_What this task involves:_ Word for word, repeat the entries, minus the pictures.

_Input records:_
============================================================
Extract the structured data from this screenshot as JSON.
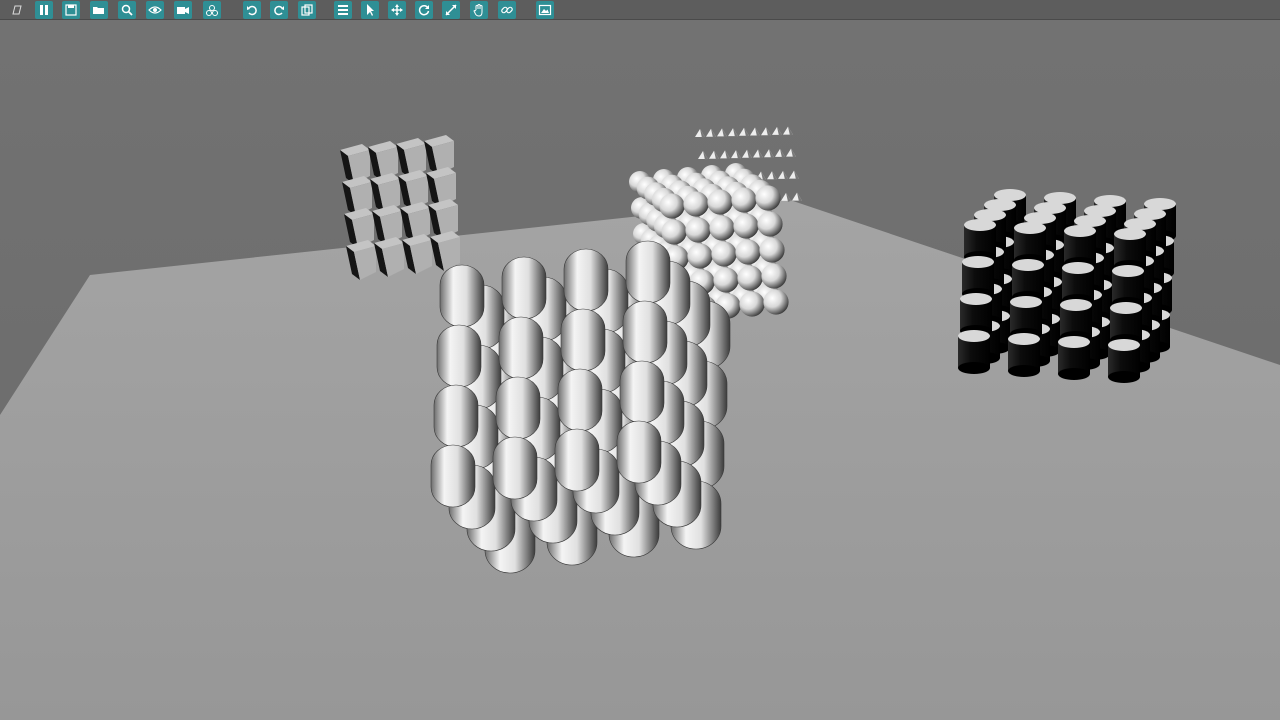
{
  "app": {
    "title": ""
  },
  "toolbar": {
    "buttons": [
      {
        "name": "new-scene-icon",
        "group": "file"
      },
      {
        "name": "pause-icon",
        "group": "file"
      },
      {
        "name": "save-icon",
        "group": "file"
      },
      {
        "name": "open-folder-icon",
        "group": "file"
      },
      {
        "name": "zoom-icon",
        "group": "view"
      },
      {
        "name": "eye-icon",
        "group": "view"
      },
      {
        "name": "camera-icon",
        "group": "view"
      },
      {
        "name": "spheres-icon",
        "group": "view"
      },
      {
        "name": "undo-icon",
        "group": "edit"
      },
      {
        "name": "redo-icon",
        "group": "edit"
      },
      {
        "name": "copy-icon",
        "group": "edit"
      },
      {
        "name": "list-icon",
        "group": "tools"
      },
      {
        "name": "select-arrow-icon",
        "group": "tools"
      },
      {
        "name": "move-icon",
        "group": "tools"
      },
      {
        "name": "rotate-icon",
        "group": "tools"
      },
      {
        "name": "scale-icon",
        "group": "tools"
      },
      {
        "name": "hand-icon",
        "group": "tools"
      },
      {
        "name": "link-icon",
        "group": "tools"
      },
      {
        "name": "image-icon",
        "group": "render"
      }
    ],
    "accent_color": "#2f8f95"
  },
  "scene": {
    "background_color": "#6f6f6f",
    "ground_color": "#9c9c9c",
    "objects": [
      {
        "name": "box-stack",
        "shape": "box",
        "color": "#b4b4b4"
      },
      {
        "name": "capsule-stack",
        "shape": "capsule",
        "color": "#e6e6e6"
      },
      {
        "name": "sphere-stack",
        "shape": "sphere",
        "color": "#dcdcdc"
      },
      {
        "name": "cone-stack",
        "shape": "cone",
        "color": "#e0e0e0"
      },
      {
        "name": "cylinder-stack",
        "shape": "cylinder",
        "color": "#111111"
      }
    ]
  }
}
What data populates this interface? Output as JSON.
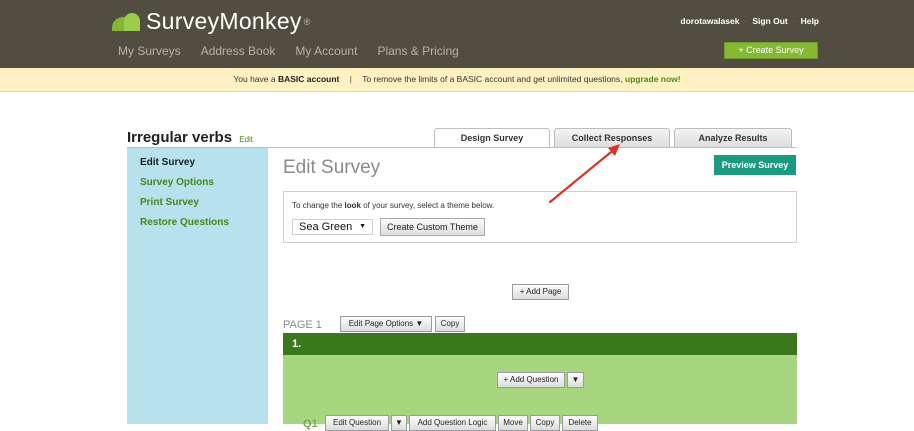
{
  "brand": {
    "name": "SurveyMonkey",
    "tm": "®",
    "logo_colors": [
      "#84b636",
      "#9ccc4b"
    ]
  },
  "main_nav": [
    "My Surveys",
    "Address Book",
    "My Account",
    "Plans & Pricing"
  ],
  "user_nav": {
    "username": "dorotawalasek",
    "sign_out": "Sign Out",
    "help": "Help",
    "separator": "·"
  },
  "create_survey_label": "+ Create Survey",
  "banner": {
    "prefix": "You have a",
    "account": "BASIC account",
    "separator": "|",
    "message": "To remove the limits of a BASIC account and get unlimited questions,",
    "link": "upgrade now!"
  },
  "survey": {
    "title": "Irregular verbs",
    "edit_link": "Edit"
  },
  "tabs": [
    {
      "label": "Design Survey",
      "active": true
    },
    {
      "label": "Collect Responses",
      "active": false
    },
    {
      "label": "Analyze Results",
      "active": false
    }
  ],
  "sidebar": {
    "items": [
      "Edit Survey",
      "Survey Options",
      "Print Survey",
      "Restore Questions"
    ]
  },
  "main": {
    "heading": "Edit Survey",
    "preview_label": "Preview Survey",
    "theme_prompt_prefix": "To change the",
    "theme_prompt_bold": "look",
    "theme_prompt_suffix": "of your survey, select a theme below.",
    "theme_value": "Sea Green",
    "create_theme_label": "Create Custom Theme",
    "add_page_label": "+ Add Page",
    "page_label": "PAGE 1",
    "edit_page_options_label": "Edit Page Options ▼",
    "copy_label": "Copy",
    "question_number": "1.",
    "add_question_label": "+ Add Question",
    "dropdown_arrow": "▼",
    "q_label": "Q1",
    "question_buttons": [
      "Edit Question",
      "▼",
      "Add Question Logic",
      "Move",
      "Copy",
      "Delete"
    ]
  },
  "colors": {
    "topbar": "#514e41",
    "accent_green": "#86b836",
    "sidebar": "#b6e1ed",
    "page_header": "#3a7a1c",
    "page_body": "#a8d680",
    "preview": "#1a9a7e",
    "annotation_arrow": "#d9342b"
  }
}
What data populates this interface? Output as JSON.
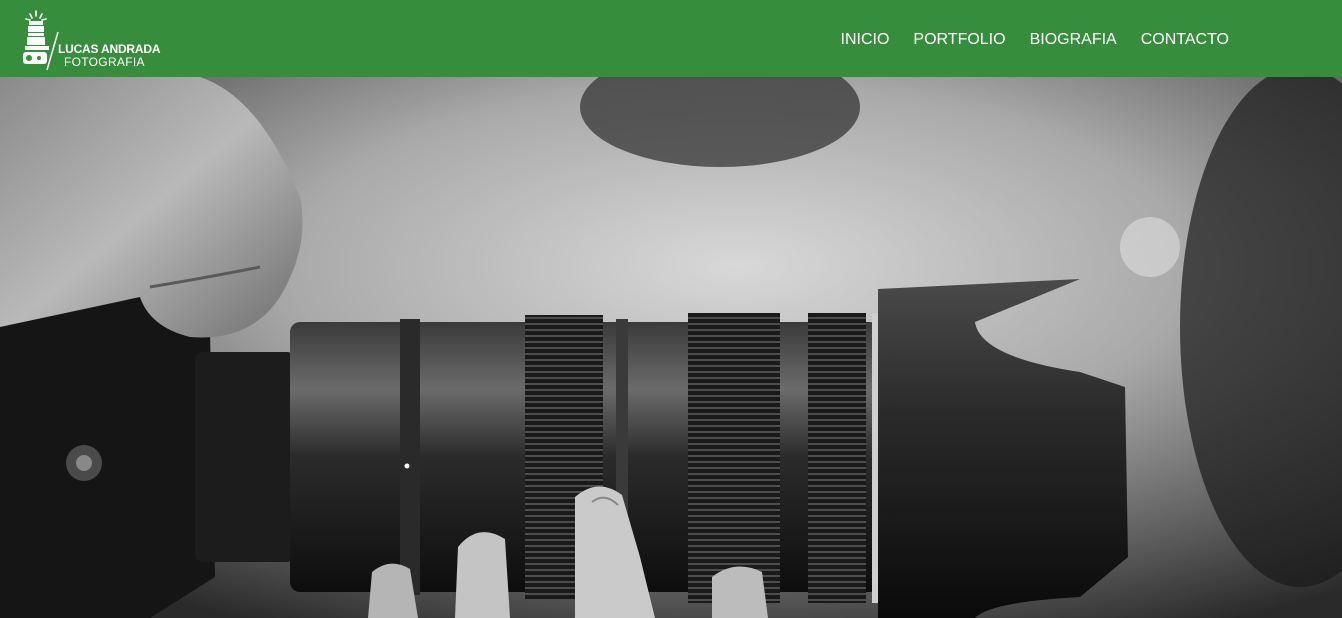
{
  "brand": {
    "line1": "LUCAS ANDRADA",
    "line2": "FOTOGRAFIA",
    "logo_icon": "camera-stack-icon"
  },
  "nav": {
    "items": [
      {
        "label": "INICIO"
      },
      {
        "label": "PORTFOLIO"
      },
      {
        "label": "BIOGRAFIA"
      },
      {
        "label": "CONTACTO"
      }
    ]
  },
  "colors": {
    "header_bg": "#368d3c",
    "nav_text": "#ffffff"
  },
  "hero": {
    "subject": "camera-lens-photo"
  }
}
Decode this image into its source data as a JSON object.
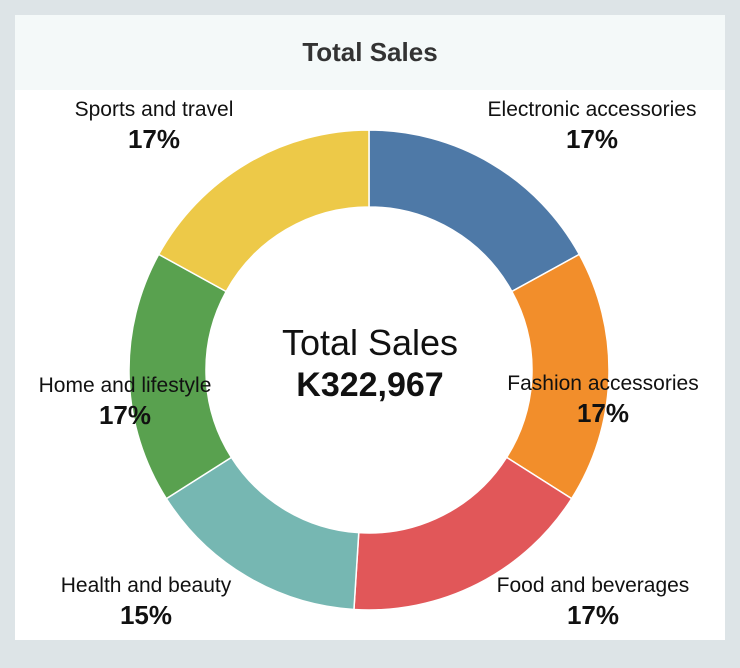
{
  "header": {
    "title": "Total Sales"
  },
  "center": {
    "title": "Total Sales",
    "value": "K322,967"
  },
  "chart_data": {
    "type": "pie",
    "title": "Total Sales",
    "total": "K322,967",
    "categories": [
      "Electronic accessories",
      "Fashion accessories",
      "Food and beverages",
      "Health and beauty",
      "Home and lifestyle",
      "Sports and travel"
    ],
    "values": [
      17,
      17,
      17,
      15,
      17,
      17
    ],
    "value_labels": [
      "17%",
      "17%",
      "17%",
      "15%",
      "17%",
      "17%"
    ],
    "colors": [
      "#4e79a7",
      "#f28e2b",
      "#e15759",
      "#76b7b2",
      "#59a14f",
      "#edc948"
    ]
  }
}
============================================================
_Response below:_
Extract the structured data from this screenshot as JSON.
{
  "app": {
    "title": ""
  },
  "toolbar": {
    "buttons": [
      {
        "name": "new-scene-icon",
        "group": "file"
      },
      {
        "name": "pause-icon",
        "group": "file"
      },
      {
        "name": "save-icon",
        "group": "file"
      },
      {
        "name": "open-folder-icon",
        "group": "file"
      },
      {
        "name": "zoom-icon",
        "group": "view"
      },
      {
        "name": "eye-icon",
        "group": "view"
      },
      {
        "name": "camera-icon",
        "group": "view"
      },
      {
        "name": "spheres-icon",
        "group": "view"
      },
      {
        "name": "undo-icon",
        "group": "edit"
      },
      {
        "name": "redo-icon",
        "group": "edit"
      },
      {
        "name": "copy-icon",
        "group": "edit"
      },
      {
        "name": "list-icon",
        "group": "tools"
      },
      {
        "name": "select-arrow-icon",
        "group": "tools"
      },
      {
        "name": "move-icon",
        "group": "tools"
      },
      {
        "name": "rotate-icon",
        "group": "tools"
      },
      {
        "name": "scale-icon",
        "group": "tools"
      },
      {
        "name": "hand-icon",
        "group": "tools"
      },
      {
        "name": "link-icon",
        "group": "tools"
      },
      {
        "name": "image-icon",
        "group": "render"
      }
    ],
    "accent_color": "#2f8f95"
  },
  "scene": {
    "background_color": "#6f6f6f",
    "ground_color": "#9c9c9c",
    "objects": [
      {
        "name": "box-stack",
        "shape": "box",
        "color": "#b4b4b4"
      },
      {
        "name": "capsule-stack",
        "shape": "capsule",
        "color": "#e6e6e6"
      },
      {
        "name": "sphere-stack",
        "shape": "sphere",
        "color": "#dcdcdc"
      },
      {
        "name": "cone-stack",
        "shape": "cone",
        "color": "#e0e0e0"
      },
      {
        "name": "cylinder-stack",
        "shape": "cylinder",
        "color": "#111111"
      }
    ]
  }
}
What data populates this interface? Output as JSON.
{
  "brand": {
    "name": "SurveyMonkey",
    "tm": "®",
    "logo_colors": [
      "#84b636",
      "#9ccc4b"
    ]
  },
  "main_nav": [
    "My Surveys",
    "Address Book",
    "My Account",
    "Plans & Pricing"
  ],
  "user_nav": {
    "username": "dorotawalasek",
    "sign_out": "Sign Out",
    "help": "Help",
    "separator": "·"
  },
  "create_survey_label": "+ Create Survey",
  "banner": {
    "prefix": "You have a",
    "account": "BASIC account",
    "separator": "|",
    "message": "To remove the limits of a BASIC account and get unlimited questions,",
    "link": "upgrade now!"
  },
  "survey": {
    "title": "Irregular verbs",
    "edit_link": "Edit"
  },
  "tabs": [
    {
      "label": "Design Survey",
      "active": true
    },
    {
      "label": "Collect Responses",
      "active": false
    },
    {
      "label": "Analyze Results",
      "active": false
    }
  ],
  "sidebar": {
    "items": [
      "Edit Survey",
      "Survey Options",
      "Print Survey",
      "Restore Questions"
    ]
  },
  "main": {
    "heading": "Edit Survey",
    "preview_label": "Preview Survey",
    "theme_prompt_prefix": "To change the",
    "theme_prompt_bold": "look",
    "theme_prompt_suffix": "of your survey, select a theme below.",
    "theme_value": "Sea Green",
    "create_theme_label": "Create Custom Theme",
    "add_page_label": "+ Add Page",
    "page_label": "PAGE 1",
    "edit_page_options_label": "Edit Page Options ▼",
    "copy_label": "Copy",
    "question_number": "1.",
    "add_question_label": "+ Add Question",
    "dropdown_arrow": "▼",
    "q_label": "Q1",
    "question_buttons": [
      "Edit Question",
      "▼",
      "Add Question Logic",
      "Move",
      "Copy",
      "Delete"
    ]
  },
  "colors": {
    "topbar": "#514e41",
    "accent_green": "#86b836",
    "sidebar": "#b6e1ed",
    "page_header": "#3a7a1c",
    "page_body": "#a8d680",
    "preview": "#1a9a7e",
    "annotation_arrow": "#d9342b"
  }
}
What data populates this interface? Output as JSON.
{
  "brand": {
    "line1": "LUCAS ANDRADA",
    "line2": "FOTOGRAFIA",
    "logo_icon": "camera-stack-icon"
  },
  "nav": {
    "items": [
      {
        "label": "INICIO"
      },
      {
        "label": "PORTFOLIO"
      },
      {
        "label": "BIOGRAFIA"
      },
      {
        "label": "CONTACTO"
      }
    ]
  },
  "colors": {
    "header_bg": "#368d3c",
    "nav_text": "#ffffff"
  },
  "hero": {
    "subject": "camera-lens-photo"
  }
}
Decode this image into its source data as a JSON object.
{
  "header": {
    "title": "Total Sales"
  },
  "center": {
    "title": "Total Sales",
    "value": "K322,967"
  },
  "chart_data": {
    "type": "pie",
    "title": "Total Sales",
    "total": "K322,967",
    "categories": [
      "Electronic accessories",
      "Fashion accessories",
      "Food and beverages",
      "Health and beauty",
      "Home and lifestyle",
      "Sports and travel"
    ],
    "values": [
      17,
      17,
      17,
      15,
      17,
      17
    ],
    "value_labels": [
      "17%",
      "17%",
      "17%",
      "15%",
      "17%",
      "17%"
    ],
    "colors": [
      "#4e79a7",
      "#f28e2b",
      "#e15759",
      "#76b7b2",
      "#59a14f",
      "#edc948"
    ]
  }
}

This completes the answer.